__What the task requires__
Reproduce all lines of the listing below in which the word "JSON" occurs.

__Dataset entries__
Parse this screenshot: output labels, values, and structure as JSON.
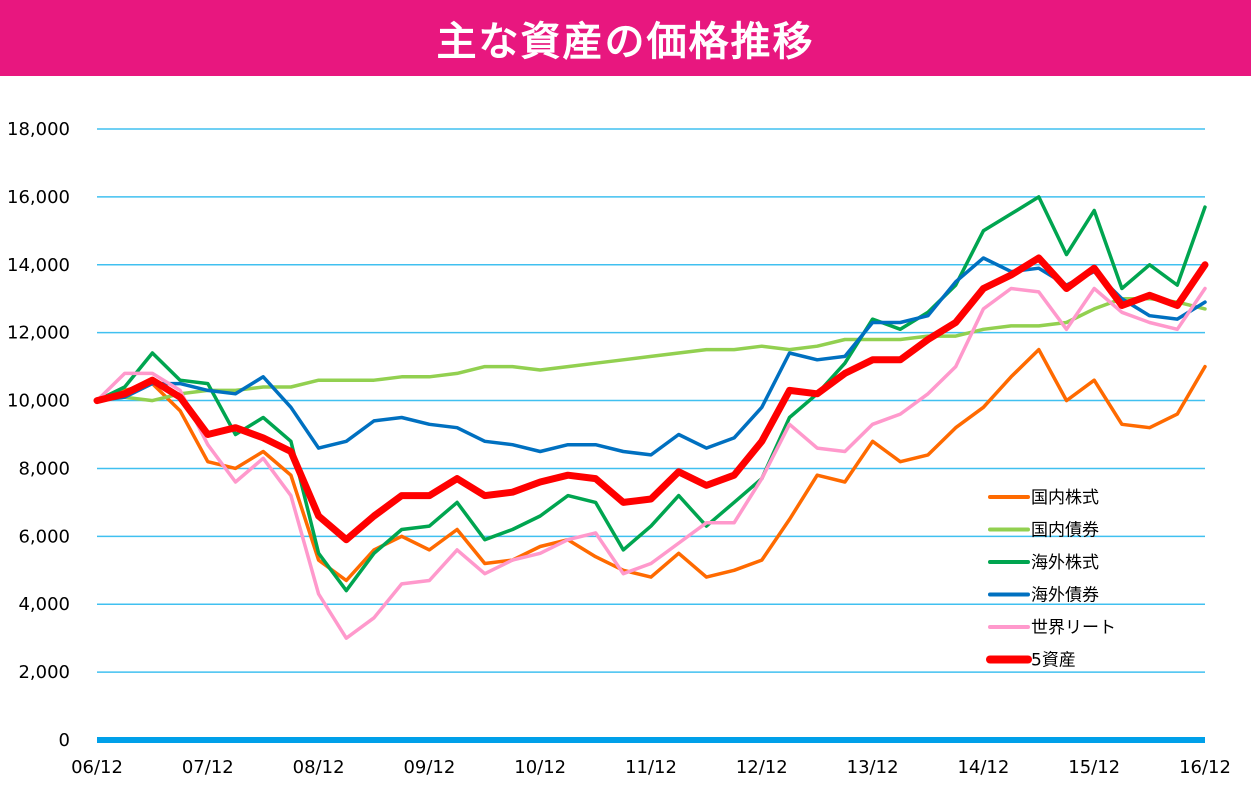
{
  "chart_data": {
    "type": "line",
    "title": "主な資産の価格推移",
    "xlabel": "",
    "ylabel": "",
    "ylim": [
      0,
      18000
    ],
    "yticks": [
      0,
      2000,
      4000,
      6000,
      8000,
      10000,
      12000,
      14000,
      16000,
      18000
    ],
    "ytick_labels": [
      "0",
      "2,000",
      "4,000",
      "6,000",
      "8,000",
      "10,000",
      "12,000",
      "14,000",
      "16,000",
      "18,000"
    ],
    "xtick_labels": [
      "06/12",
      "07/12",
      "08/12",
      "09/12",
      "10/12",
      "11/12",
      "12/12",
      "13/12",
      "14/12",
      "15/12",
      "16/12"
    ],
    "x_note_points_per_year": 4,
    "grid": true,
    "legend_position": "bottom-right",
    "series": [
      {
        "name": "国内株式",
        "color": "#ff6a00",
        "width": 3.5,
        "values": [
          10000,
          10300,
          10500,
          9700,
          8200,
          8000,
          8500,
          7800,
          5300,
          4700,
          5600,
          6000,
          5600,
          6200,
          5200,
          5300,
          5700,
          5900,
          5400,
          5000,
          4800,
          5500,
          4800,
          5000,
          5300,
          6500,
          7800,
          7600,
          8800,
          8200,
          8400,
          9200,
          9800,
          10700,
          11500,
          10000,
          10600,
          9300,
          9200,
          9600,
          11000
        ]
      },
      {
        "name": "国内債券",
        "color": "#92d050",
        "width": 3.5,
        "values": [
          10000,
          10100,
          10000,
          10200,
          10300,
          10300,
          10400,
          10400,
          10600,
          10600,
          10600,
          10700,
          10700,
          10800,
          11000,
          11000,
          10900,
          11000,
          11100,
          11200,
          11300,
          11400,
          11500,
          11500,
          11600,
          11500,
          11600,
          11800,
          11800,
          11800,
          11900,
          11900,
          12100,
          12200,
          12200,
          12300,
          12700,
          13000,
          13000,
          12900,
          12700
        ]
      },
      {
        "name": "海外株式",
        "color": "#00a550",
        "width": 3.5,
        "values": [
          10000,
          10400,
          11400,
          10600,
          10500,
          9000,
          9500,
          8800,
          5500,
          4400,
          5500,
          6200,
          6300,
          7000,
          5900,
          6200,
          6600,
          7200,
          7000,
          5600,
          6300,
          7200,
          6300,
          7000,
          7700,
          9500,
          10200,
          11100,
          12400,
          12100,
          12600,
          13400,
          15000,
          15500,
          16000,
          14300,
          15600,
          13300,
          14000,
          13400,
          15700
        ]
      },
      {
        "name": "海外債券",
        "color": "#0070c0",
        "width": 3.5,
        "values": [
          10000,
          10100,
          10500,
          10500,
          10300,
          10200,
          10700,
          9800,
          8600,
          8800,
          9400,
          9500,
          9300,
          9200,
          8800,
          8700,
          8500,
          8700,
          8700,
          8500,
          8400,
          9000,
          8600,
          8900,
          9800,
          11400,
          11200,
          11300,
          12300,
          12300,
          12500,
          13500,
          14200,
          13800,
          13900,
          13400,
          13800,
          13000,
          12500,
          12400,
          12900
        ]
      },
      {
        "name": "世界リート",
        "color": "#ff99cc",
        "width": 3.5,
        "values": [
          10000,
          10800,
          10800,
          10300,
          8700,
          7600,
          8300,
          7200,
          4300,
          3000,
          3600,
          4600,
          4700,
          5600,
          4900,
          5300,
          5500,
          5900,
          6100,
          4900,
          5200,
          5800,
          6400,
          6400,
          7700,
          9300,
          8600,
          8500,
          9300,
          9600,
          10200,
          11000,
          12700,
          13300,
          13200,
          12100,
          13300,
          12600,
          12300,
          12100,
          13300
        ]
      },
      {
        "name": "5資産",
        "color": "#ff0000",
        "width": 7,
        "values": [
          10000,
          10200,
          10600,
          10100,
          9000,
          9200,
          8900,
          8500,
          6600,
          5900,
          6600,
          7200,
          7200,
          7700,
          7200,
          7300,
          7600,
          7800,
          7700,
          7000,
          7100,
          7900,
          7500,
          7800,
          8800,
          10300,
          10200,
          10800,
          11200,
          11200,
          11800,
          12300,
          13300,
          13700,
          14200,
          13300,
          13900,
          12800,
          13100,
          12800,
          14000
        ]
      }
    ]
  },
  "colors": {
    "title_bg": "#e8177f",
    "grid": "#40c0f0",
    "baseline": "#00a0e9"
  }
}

...

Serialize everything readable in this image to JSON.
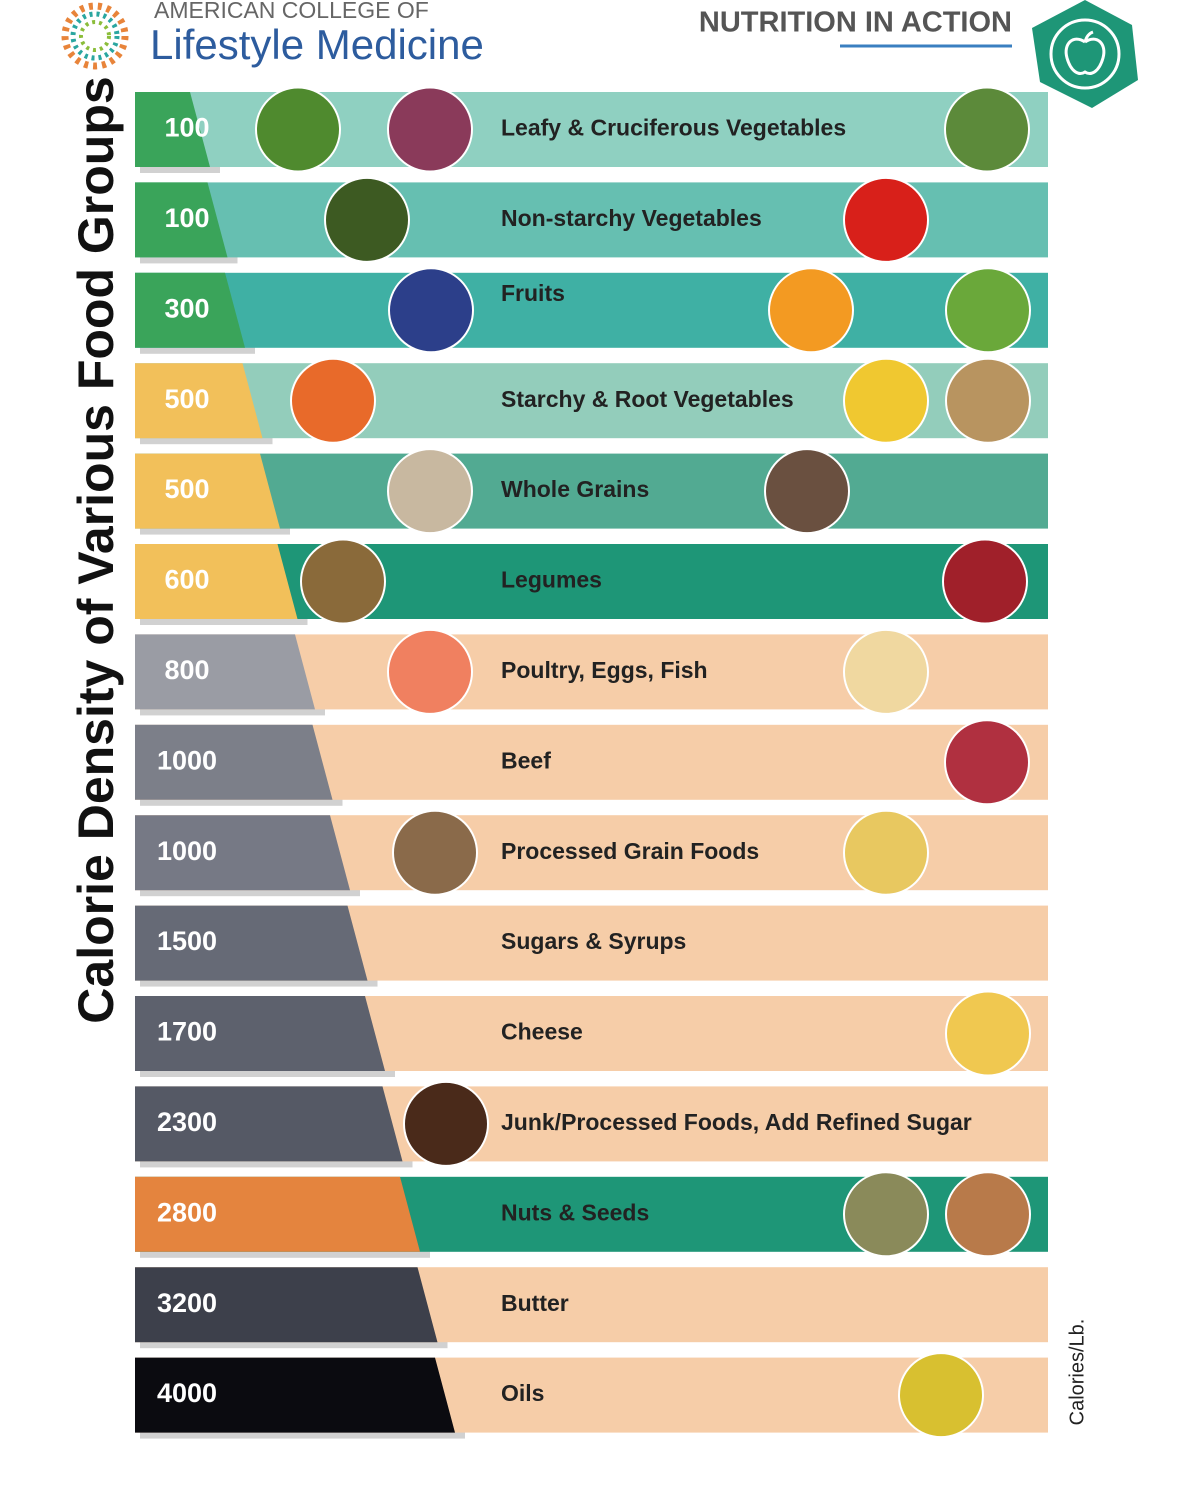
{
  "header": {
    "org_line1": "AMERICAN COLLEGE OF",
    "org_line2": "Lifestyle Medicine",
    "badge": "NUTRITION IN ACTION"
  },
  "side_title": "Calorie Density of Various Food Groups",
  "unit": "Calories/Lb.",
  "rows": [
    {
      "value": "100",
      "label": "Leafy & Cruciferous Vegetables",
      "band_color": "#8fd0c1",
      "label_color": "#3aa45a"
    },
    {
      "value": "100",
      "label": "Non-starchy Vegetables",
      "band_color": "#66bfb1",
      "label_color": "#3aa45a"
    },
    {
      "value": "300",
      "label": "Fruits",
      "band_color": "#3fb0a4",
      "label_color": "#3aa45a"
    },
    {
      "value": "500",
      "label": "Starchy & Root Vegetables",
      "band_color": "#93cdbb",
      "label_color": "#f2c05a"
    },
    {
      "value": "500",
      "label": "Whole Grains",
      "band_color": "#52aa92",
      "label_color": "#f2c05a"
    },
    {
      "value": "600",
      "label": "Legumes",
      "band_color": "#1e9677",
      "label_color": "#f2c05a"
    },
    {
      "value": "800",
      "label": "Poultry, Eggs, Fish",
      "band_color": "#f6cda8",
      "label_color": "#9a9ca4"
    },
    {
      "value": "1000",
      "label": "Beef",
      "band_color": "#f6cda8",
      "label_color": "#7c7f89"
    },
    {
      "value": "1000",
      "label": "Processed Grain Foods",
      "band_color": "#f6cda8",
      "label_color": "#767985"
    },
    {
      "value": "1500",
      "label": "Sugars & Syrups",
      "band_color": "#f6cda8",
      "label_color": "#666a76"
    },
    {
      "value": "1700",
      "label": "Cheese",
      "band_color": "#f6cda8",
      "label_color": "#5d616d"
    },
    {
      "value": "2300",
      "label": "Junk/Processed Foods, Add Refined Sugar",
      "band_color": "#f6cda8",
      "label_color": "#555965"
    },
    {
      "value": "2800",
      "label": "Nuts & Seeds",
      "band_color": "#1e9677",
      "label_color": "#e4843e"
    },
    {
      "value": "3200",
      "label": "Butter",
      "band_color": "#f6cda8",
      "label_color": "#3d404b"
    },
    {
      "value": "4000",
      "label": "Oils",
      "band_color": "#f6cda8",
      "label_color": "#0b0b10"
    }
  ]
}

__Exercise response__
Parse this screenshot: output labels, values, and structure as JSON.
Serialize everything readable in this image to JSON.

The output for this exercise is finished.